### Task requirements
For each line below that contains the string "North", copy that line.

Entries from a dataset
--- START ---
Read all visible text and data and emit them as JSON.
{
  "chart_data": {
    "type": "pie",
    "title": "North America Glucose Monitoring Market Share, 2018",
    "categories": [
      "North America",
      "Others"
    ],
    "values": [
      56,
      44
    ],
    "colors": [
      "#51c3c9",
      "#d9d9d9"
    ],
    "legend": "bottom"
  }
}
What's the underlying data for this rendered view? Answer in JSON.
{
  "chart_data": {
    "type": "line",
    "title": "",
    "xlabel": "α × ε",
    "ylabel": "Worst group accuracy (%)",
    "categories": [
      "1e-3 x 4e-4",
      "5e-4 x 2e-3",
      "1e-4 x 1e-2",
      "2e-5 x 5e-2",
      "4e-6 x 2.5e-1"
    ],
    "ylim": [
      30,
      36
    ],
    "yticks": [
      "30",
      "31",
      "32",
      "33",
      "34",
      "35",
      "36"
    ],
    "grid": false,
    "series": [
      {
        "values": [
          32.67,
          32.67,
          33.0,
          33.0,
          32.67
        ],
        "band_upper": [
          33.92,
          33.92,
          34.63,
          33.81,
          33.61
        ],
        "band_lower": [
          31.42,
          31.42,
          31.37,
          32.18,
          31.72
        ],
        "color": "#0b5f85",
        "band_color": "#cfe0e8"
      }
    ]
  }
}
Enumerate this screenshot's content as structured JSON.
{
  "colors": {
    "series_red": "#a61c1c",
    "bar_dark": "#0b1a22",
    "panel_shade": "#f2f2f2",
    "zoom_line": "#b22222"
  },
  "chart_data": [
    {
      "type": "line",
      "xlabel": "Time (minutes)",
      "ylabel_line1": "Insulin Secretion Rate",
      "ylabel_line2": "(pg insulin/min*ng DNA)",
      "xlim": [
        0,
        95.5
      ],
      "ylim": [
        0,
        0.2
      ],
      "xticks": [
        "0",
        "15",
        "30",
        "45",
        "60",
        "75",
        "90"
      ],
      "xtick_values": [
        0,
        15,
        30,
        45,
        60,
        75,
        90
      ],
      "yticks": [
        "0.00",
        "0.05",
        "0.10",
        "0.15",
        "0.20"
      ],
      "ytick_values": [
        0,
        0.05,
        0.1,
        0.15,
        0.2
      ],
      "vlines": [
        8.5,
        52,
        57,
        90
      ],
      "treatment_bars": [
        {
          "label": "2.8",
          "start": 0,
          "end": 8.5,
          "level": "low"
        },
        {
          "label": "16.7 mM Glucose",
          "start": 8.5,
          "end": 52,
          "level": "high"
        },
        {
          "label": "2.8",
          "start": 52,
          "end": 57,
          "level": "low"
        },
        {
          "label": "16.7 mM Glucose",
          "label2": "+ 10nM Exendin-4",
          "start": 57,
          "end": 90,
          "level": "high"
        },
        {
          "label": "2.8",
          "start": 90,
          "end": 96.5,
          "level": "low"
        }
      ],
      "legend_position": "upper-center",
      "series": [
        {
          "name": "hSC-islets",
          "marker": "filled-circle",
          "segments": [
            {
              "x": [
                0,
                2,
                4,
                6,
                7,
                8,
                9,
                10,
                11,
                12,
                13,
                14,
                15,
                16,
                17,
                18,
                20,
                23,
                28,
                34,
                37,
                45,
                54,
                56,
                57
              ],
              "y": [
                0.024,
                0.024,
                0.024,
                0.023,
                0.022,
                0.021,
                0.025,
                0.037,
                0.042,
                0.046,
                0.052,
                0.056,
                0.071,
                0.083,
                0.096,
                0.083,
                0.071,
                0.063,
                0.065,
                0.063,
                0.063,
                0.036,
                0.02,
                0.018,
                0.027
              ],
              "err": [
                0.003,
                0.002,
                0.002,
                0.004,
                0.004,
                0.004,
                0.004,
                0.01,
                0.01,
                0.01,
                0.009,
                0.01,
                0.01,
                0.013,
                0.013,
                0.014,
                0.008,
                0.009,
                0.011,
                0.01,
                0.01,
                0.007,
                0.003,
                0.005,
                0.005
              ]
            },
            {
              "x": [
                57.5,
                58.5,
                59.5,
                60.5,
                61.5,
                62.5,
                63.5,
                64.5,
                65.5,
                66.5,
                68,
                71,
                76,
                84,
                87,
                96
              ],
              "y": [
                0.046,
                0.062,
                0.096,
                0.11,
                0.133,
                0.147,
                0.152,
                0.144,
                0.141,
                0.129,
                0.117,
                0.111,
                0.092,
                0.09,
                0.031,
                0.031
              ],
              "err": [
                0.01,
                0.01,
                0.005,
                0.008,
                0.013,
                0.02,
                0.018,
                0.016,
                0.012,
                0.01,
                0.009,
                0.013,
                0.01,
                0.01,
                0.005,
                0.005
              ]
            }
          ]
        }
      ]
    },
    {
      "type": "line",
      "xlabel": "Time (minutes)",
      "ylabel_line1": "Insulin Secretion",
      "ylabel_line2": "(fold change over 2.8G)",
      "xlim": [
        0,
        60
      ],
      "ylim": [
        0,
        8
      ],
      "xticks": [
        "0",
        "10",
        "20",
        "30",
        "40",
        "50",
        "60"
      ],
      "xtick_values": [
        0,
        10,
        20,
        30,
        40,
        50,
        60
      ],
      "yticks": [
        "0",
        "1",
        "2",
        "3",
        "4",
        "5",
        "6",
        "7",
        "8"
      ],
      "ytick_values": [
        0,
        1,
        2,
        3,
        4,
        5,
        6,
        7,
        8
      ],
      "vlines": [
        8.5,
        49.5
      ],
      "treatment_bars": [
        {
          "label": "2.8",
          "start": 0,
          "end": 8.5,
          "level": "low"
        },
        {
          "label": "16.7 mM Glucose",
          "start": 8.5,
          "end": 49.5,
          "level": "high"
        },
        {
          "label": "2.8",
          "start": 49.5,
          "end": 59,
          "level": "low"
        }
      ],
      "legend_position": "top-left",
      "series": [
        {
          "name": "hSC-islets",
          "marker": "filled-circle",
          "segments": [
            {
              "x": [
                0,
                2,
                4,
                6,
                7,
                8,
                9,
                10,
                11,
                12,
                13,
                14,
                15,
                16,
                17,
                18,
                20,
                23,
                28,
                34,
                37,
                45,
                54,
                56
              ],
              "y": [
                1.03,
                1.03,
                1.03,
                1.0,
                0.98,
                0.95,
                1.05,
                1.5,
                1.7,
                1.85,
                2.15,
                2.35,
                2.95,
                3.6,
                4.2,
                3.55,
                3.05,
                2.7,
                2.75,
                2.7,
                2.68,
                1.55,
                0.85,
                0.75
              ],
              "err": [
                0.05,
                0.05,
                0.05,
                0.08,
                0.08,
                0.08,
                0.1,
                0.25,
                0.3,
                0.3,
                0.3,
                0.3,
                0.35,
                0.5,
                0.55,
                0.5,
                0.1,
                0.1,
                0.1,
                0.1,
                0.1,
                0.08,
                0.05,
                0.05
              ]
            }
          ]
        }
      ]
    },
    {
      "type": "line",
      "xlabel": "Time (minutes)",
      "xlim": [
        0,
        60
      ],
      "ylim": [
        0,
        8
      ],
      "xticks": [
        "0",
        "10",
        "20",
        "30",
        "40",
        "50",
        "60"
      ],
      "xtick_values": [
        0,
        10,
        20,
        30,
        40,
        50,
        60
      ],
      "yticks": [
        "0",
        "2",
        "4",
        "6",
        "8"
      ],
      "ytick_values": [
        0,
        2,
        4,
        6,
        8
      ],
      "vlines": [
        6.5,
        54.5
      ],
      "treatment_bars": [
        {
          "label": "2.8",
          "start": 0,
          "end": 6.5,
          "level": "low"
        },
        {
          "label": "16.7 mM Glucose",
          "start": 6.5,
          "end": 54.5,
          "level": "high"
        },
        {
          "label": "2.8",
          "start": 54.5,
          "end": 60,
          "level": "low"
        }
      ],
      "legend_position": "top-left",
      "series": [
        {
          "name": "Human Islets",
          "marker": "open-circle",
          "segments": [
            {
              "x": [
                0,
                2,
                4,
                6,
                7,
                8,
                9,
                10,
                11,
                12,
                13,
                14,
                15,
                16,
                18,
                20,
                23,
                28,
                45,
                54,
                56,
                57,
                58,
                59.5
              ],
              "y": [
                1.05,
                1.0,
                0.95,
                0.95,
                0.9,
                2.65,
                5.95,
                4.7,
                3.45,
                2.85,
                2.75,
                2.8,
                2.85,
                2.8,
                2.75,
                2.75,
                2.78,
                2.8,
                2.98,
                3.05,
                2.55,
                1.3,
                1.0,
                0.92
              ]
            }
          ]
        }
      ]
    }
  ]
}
--- END ---
### Task solution
    "title": "North America Glucose Monitoring Market Share, 2018",
      "North America",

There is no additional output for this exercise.